__Problem to work on__
Wherever "Grade" appears in a line, copy that line.

__Records supplied__

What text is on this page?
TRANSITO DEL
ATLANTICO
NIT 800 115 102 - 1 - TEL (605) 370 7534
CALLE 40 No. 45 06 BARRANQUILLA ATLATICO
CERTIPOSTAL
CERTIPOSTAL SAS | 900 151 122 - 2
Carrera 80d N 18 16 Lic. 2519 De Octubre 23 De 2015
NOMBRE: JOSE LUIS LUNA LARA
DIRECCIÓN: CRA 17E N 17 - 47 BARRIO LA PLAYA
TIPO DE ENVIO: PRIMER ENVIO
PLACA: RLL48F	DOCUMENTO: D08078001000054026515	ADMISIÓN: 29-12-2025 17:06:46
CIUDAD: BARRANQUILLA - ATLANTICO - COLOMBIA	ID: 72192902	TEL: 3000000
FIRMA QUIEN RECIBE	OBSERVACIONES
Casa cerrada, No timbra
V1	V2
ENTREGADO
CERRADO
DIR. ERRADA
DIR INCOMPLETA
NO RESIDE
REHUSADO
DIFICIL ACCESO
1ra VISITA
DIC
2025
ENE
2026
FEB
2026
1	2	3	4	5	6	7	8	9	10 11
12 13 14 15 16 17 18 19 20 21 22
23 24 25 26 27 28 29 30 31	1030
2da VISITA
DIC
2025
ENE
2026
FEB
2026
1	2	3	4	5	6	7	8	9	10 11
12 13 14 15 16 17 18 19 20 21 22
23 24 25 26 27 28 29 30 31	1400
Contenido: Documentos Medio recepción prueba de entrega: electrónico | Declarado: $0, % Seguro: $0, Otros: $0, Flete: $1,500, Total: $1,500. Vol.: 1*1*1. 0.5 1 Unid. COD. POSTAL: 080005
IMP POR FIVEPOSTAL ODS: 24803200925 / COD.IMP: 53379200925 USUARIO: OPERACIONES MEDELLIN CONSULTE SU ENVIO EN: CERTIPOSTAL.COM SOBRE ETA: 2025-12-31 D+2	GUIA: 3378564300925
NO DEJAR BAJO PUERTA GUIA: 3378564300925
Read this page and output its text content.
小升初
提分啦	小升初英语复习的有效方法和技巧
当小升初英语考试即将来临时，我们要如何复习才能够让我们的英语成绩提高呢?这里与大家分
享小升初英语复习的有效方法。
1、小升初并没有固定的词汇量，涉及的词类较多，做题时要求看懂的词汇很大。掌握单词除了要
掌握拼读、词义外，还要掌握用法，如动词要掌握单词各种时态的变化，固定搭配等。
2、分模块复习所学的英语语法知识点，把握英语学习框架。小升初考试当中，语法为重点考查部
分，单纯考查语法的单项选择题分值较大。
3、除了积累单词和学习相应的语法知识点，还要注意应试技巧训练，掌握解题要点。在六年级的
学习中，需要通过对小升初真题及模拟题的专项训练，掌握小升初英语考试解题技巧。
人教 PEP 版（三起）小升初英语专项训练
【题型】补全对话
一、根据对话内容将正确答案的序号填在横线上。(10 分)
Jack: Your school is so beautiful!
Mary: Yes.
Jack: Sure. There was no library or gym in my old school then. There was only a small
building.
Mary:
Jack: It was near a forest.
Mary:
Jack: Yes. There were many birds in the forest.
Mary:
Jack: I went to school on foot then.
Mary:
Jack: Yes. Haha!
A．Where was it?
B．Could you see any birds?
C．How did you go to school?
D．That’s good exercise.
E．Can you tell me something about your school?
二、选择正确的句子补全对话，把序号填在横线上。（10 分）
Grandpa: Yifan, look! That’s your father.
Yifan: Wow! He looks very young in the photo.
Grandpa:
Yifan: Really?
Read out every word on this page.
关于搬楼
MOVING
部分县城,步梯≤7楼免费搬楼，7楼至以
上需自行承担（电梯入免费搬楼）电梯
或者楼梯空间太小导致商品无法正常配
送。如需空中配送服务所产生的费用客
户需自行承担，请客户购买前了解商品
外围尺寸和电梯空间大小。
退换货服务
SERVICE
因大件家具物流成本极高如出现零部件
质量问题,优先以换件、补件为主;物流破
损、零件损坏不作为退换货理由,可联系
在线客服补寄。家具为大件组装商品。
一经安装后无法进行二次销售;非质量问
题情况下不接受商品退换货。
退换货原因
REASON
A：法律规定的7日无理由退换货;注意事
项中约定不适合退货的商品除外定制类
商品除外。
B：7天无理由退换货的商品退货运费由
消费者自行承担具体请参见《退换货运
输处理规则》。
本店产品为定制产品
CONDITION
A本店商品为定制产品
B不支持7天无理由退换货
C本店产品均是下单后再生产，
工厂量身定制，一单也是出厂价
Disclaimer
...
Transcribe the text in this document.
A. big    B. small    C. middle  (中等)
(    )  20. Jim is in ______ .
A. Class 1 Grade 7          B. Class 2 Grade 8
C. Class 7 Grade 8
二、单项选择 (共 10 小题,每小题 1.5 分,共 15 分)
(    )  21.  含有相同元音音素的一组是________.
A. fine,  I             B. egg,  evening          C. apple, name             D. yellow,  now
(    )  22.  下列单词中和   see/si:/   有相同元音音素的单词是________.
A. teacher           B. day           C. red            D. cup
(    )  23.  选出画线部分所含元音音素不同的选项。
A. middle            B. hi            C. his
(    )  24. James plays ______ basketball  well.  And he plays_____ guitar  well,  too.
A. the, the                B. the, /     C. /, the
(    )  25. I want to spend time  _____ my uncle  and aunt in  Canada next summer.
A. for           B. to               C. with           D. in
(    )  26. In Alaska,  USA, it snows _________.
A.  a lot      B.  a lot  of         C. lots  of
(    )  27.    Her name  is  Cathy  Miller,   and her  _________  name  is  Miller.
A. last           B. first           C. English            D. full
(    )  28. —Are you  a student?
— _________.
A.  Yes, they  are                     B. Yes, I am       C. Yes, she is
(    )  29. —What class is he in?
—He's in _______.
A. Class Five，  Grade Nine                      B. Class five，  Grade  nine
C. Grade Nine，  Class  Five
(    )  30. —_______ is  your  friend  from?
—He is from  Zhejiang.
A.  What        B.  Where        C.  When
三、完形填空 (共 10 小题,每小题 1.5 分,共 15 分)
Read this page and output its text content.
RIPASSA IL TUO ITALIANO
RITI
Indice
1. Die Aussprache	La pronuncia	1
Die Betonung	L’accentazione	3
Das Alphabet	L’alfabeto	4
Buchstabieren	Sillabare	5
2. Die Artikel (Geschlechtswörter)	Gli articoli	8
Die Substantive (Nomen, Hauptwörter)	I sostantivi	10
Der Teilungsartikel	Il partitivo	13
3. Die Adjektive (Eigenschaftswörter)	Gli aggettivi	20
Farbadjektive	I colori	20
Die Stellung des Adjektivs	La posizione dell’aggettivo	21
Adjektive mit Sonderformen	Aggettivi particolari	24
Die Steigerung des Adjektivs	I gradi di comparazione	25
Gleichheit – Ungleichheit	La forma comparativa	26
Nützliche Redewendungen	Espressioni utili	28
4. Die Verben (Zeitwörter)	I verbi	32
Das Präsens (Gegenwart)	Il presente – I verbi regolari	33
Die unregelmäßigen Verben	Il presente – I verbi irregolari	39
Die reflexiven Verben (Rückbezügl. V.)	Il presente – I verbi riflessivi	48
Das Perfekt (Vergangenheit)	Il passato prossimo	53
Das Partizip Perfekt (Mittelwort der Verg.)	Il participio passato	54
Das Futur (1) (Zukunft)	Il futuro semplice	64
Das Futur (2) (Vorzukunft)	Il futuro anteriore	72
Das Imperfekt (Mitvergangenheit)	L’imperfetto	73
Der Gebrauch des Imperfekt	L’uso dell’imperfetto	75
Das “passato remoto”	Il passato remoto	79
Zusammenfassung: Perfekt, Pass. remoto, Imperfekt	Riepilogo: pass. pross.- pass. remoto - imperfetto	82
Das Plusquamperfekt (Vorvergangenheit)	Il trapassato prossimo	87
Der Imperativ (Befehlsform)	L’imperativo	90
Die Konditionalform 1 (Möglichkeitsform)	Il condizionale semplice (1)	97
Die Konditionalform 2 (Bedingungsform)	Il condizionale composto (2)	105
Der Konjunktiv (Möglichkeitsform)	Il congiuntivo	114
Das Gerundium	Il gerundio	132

__Problem solution__
A. Class 1 Grade 7          B. Class 2 Grade 8
C. Class 7 Grade 8
A. Class Five，  Grade Nine                      B. Class five，  Grade  nine
C. Grade Nine，  Class  Five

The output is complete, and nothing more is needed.